== Task goal ==
Each line in the entries below that holds the string "economy" is to be listed.

== Data provided ==
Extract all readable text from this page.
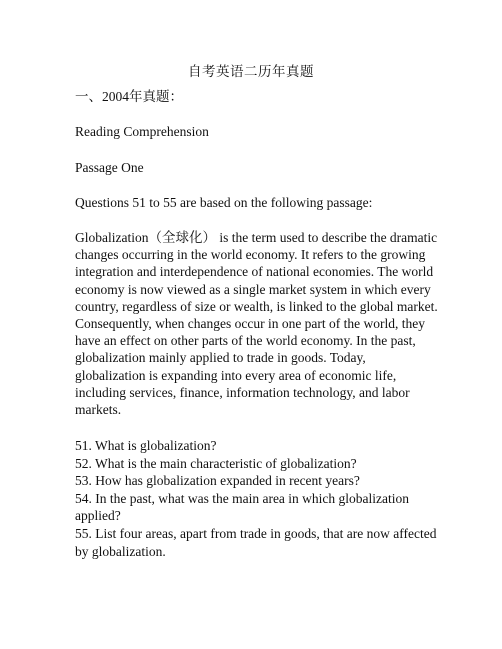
自考英语二历年真题
一、2004年真题：
Reading Comprehension
Passage One
Questions 51 to 55 are based on the following passage:
Globalization（全球化） is the term used to describe the dramatic
changes occurring in the world economy. It refers to the growing
integration and interdependence of national economies. The world
economy is now viewed as a single market system in which every
country, regardless of size or wealth, is linked to the global market.
Consequently, when changes occur in one part of the world, they
have an effect on other parts of the world economy. In the past,
globalization mainly applied to trade in goods. Today,
globalization is expanding into every area of economic life,
including services, finance, information technology, and labor
markets.
51. What is globalization?
52. What is the main characteristic of globalization?
53. How has globalization expanded in recent years?
54. In the past, what was the main area in which globalization applied?
55. List four areas, apart from trade in goods, that are now affected by globalization.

== Solution for this task ==
changes occurring in the world economy. It refers to the growing
economy is now viewed as a single market system in which every
have an effect on other parts of the world economy. In the past,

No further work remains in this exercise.